AIM OF THE EXERCISE: What is the number of lines containing the word "type"? Please answer with that number and nothing more.

STORED DATA:
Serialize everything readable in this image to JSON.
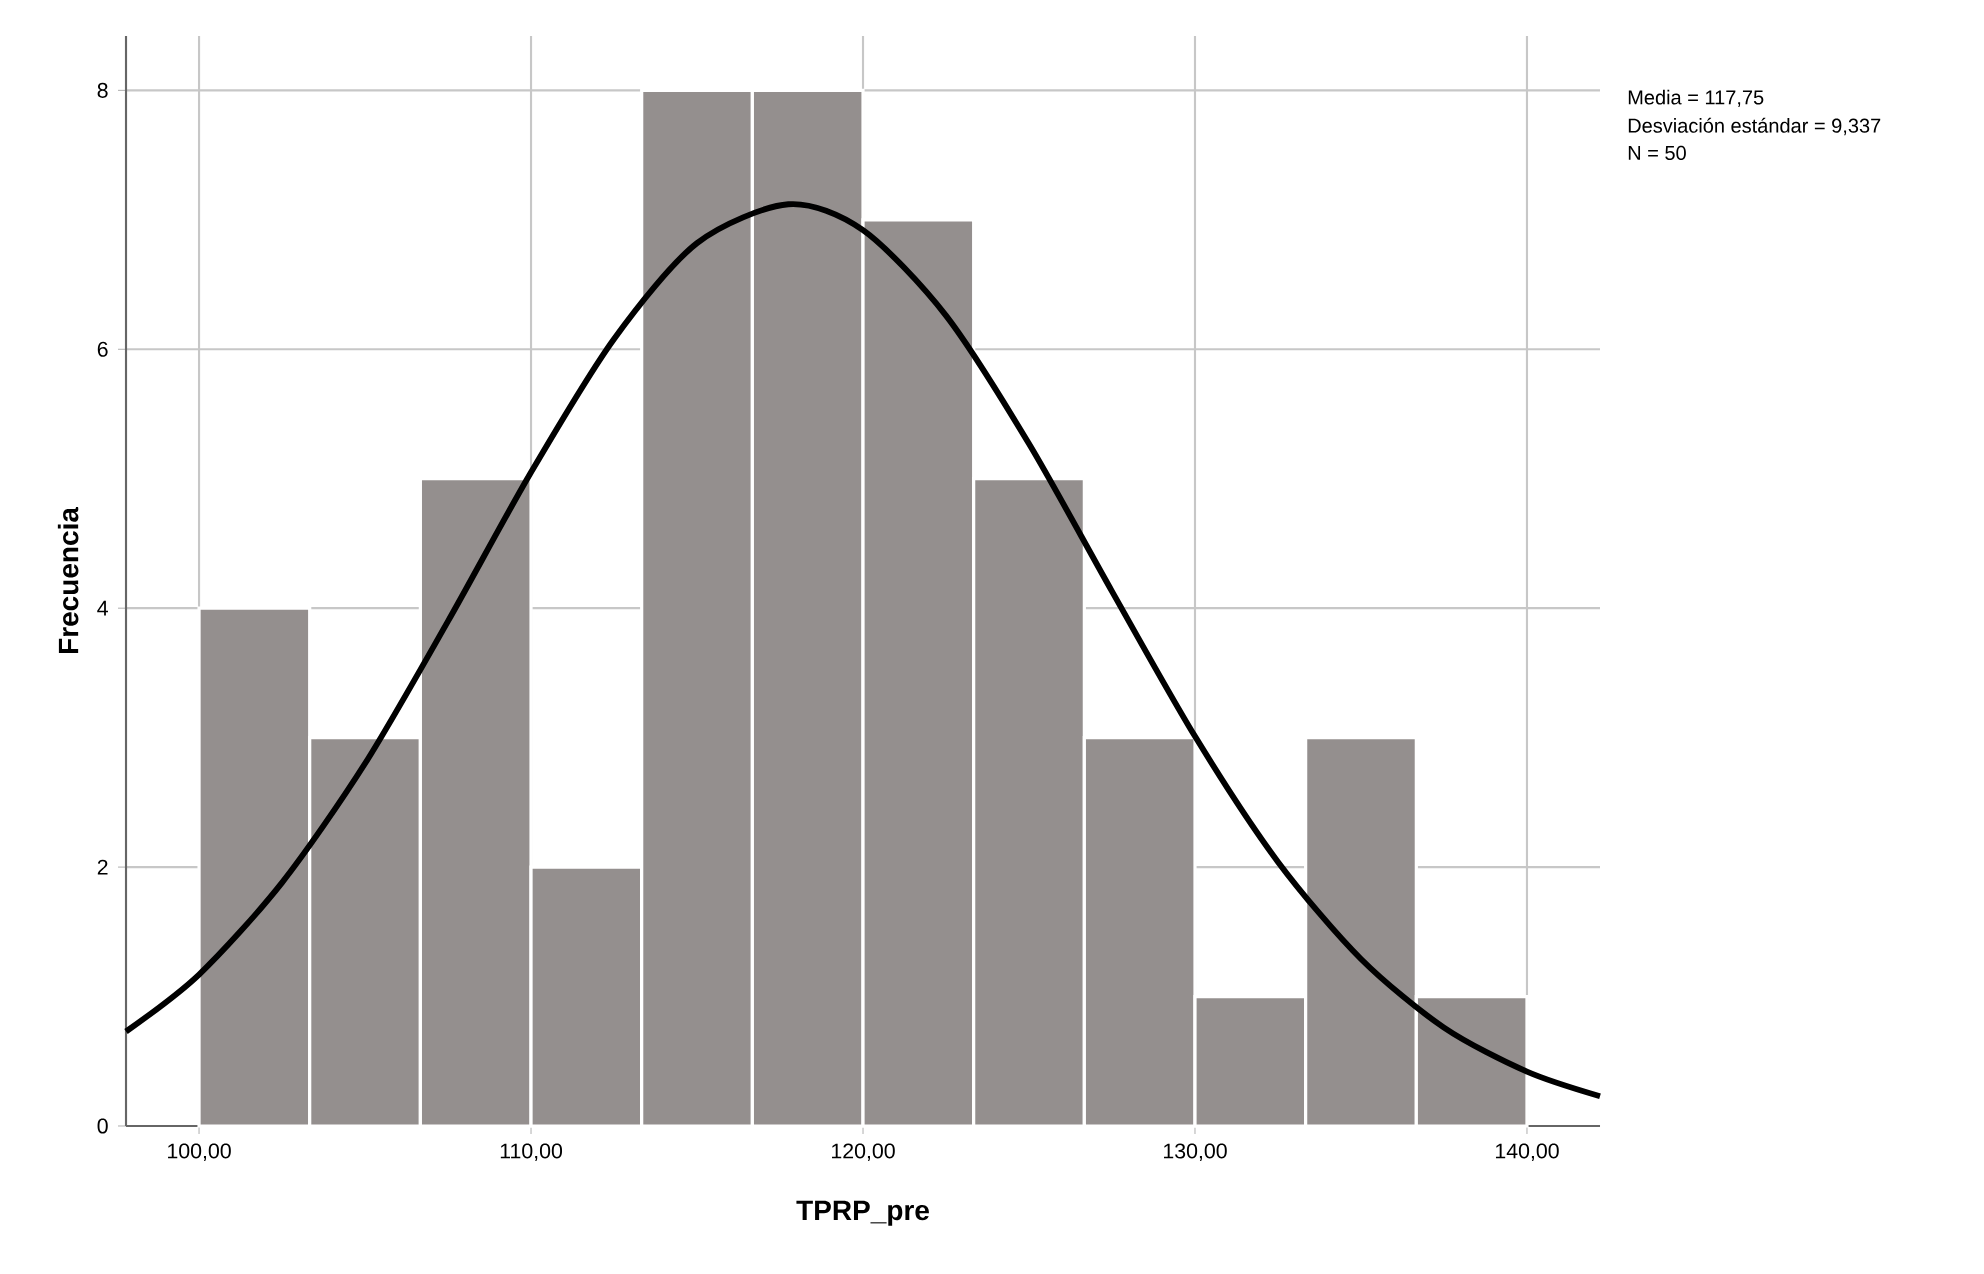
{
  "chart_data": {
    "type": "histogram",
    "xlabel": "TPRP_pre",
    "ylabel": "Frecuencia",
    "series": [
      {
        "type": "histogram",
        "bins": [
          100,
          103.333,
          106.667,
          110,
          113.333,
          116.667,
          120,
          123.333,
          126.667,
          130,
          133.333,
          136.667,
          140
        ],
        "values": [
          4,
          3,
          5,
          2,
          8,
          8,
          7,
          5,
          3,
          1,
          3,
          1
        ],
        "color": "#948f8e"
      },
      {
        "type": "line",
        "x": [
          97.8,
          100,
          102.5,
          105,
          107.5,
          110,
          112.5,
          115,
          117.75,
          120,
          122.5,
          125,
          127.5,
          130,
          132.5,
          135,
          137.5,
          140,
          142.2
        ],
        "values": [
          0.73,
          1.17,
          1.88,
          2.8,
          3.9,
          5.05,
          6.08,
          6.82,
          7.12,
          6.92,
          6.26,
          5.27,
          4.13,
          3.01,
          2.04,
          1.29,
          0.76,
          0.42,
          0.23
        ],
        "color": "#000000"
      }
    ],
    "xlim": [
      97.8,
      142.2
    ],
    "ylim": [
      0,
      8.42
    ],
    "xticks": [
      {
        "value": 100,
        "label": "100,00"
      },
      {
        "value": 110,
        "label": "110,00"
      },
      {
        "value": 120,
        "label": "120,00"
      },
      {
        "value": 130,
        "label": "130,00"
      },
      {
        "value": 140,
        "label": "140,00"
      }
    ],
    "yticks": [
      0,
      2,
      4,
      6,
      8
    ],
    "grid": true,
    "annotations": [
      "Media = 117,75",
      "Desviación estándar = 9,337",
      "N = 50"
    ]
  }
}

FINAL ANSWER: 3